## Study text
Christina Lake production averaged 230,500
bbls/d in the quarter, an increase of about 7,600 bbls/d from the
first quarter of 2021 as re-drilled wells came online and more than
23,000 bbls/d year-over-year, primarily because in the second
quarter of 2020 the company voluntarily ran at reduced levels in
response to low prices. Production at Foster Creek was 156,800
bbls/d, down approximately 6,300 bbls/d compared with the first
quarter of the year and 9,200 bbls/d year-over-year due to a
planned turnaround and unplanned operational outages. The
application of Cenovus operating techniques at the legacy Husky
Lloydminster thermal projects resulted in record quarterly
production of 97,700 bbls/d despite turnarounds at several of the
operations. Cenovus has increased its Oil Sands production guidance
to between 540,000 bbls/d and 596,000 bbls/d, including an
additional 10,000 bbls/d from the Lloydminster thermal
business.
Oil sands per-unit transportation costs
decreased 14% in the quarter to $7.37/bbl compared with $8.56/bbl
in the second quarter of 2020. Transportation costs for Foster
Creek production increased 8% to $12.25/bbl in the second quarter
compared with 2020 as Cenovus optimized its pipeline capacity out
of Alberta to ship more crude to U.S. destinations to obtain higher
prices, partially offset by shipping less by rail than in 2020. The
per-barrel transportation costs for Christina Lake production
decreased to $6.10/bbl from $6.19/bbl in the same period in 2020 as
less crude was sold to the U.S. Gulf Coast than the year before,
with no volumes shipped by rail. Blending costs in the quarter were
driven by higher condensate prices.
Per-barrel operating costs for the segment were
$11.91/bbl compared with $7.36/bbl in the second quarter of 2020,
due to higher per-unit operating costs of the legacy Husky assets,
planned turnarounds at Foster Creek, Sunrise and several
Lloydminster thermal projects, and increased AECO pricing and other
commodity-linked costs. Cenovus continues to focus on applying its
operating techniques to Husky assets to enhance performance,
including further expected reductions in operating costs.
ConventionalThe Conventional
assets generated operating margin of $142 million in the quarter
compared with $32 million in the same period a year ago, due to
higher realized sales prices on total production of 141,300 BOE/d,
which reflected increased volumes from legacy Husky assets.
Per-unit operating costs were $10.41/bbl
compared with $9.05/bbl in the second quarter of 2020, primarily
due to higher average operating expenses for the legacy Husky
assets. The segment had netbacks of $10.00/bbl in the quarter,
compared with $2.93/bbl in 2020.
OffshoreThe Offshore segment
had total production of 73,000 BOE/d, generating operating margin
of $340 million, with a netback of $57.06/BOE.

## Entries shown

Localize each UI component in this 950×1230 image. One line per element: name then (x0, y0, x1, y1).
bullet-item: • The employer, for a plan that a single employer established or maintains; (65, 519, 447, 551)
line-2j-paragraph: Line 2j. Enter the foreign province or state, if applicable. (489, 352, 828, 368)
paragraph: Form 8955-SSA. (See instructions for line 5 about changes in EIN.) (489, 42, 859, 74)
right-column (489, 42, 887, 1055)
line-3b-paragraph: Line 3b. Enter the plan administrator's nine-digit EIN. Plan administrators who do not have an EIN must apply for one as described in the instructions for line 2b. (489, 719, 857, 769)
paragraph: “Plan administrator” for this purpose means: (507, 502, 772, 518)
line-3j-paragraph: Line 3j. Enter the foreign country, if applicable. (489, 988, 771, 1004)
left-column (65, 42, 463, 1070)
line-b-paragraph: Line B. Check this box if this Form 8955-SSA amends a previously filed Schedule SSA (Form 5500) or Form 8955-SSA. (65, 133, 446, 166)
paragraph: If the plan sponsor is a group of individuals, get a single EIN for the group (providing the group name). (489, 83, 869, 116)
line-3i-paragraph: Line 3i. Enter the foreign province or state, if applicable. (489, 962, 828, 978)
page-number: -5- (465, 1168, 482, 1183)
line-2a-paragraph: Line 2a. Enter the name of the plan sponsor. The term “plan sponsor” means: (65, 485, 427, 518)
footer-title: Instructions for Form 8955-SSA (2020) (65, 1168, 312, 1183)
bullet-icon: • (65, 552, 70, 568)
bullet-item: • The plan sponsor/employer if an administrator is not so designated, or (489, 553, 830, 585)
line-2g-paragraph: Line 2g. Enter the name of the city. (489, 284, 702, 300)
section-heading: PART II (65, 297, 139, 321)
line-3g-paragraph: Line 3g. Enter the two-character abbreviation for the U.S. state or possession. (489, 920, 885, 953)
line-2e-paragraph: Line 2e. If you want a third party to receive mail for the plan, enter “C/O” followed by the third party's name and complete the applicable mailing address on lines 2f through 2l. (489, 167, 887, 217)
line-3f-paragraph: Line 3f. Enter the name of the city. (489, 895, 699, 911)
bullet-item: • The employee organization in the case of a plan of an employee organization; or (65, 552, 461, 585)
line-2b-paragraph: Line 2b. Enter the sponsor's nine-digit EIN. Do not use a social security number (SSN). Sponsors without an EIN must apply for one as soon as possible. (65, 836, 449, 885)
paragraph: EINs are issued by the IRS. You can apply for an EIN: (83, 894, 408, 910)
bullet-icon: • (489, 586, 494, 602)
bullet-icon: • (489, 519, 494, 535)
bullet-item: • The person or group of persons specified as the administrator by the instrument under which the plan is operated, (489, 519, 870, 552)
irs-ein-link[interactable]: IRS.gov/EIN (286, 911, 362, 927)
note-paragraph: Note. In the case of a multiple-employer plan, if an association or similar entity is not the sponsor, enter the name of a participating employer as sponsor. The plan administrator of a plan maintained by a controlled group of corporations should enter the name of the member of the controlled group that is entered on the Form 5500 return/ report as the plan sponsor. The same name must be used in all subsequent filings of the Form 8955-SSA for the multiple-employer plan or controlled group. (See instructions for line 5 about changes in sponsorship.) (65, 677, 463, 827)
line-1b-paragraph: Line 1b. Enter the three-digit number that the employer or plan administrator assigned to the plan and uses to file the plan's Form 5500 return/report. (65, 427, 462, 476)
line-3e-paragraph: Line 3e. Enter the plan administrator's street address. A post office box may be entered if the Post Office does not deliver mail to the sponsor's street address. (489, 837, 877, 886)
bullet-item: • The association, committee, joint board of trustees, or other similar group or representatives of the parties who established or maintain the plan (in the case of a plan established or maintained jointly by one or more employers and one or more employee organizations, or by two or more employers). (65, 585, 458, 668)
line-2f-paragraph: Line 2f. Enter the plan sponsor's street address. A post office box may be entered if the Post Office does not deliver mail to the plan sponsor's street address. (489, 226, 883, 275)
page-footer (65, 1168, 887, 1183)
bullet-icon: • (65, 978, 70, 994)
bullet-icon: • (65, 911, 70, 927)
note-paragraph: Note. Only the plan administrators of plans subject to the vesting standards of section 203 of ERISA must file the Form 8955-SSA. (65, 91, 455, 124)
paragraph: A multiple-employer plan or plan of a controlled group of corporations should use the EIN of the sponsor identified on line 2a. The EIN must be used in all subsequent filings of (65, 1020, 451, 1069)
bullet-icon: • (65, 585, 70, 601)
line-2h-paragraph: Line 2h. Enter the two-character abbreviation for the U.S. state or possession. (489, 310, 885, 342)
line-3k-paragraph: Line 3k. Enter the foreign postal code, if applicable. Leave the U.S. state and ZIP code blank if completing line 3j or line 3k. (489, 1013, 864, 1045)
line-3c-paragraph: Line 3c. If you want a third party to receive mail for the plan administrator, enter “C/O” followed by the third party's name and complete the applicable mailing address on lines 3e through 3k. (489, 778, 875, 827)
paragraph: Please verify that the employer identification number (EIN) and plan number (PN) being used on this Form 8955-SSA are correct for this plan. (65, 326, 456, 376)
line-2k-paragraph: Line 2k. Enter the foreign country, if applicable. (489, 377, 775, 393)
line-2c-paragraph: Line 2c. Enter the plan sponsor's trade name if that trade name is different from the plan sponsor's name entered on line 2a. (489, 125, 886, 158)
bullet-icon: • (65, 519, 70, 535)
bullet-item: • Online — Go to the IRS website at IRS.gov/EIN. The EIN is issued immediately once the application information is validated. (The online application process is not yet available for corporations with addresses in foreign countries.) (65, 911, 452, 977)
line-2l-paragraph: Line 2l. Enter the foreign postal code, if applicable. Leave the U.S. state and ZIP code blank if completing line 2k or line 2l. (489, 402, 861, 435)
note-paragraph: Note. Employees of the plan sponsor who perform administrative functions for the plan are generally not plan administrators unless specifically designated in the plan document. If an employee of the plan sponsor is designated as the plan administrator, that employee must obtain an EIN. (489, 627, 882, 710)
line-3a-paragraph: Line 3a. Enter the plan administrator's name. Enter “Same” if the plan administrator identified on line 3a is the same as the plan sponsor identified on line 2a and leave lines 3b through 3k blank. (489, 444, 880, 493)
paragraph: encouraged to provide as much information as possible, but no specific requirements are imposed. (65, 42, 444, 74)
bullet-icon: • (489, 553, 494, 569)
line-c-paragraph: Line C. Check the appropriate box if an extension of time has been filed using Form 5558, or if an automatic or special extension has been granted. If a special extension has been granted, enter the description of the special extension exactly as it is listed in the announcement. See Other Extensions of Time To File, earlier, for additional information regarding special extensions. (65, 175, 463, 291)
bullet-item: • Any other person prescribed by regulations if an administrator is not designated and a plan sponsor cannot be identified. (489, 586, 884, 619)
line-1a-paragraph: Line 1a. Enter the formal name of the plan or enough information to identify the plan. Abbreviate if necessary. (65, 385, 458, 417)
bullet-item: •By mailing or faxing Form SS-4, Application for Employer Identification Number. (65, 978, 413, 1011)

## Requirement 1
In the Cenovus quarterly results text, rewrite the stretch from "Per-barrel operating costs" through "in operating costs.", swapping "Husky" for "acquired".
## Requirement 2
Pick up the Cenovus quarterly results text where it stops and write the next part.

## Response 1
Per-barrel operating costs for the segment were
$11.91/bbl compared with $7.36/bbl in the second quarter of 2020,
due to higher per-unit operating costs of the legacy acquired assets,
planned turnarounds at Foster Creek, Sunrise and several
Lloydminster thermal projects, and increased AECO pricing and other
commodity-linked costs. Cenovus continues to focus on applying its
operating techniques to acquired assets to enhance performance,
including further expected reductions in operating costs.

## Response 2
In the Asia Pacific region, sales volumes of
57,800 BOE/d received total realized sales pricing of $67.93/BOE in
the quarter, based on long-term contracted pricing for natural gas
and annual pricing contracts for NGLs. Operating netback for Asia
Pacific production was $58.34/BOE. In Indonesia, a final investment
decision was taken by the joint venture partners for the MAC field
in the Madura Strait.
Atlantic region production of 15,200 bbls/d
received Brent-like realized pricing of $86.07/bbl in the second
quarter, with a netback averaging $52.17/bbl.
Cenovus has increased its Offshore production
guidance to reflect the strength and consistency of its operations
through the first half of 2021.
Downstream Cenovus’s Downstream
segment, with total crude throughput of 539,000 bbls/d, generated
operating margin of $291 million in the second quarter compared
with $129 million in the same period of 2020, due to assets added
in the Husky transaction.
Canadian ManufacturingWith solid average
utilization of 94%, the Lloydminster Upgrader and Lloydminster
Asphalt Refinery contributed to total Canadian Manufacturing
operating margin of $189 million. The facilities have been
operating reliably and at near capacity throughout the year, with
throughput in the second quarter of 103,500 bbls/d. The Canadian
Manufacturing segment had operating expense of $9.89/bbl in the
quarter compared with $9.69/bbl in the first quarter of 2021.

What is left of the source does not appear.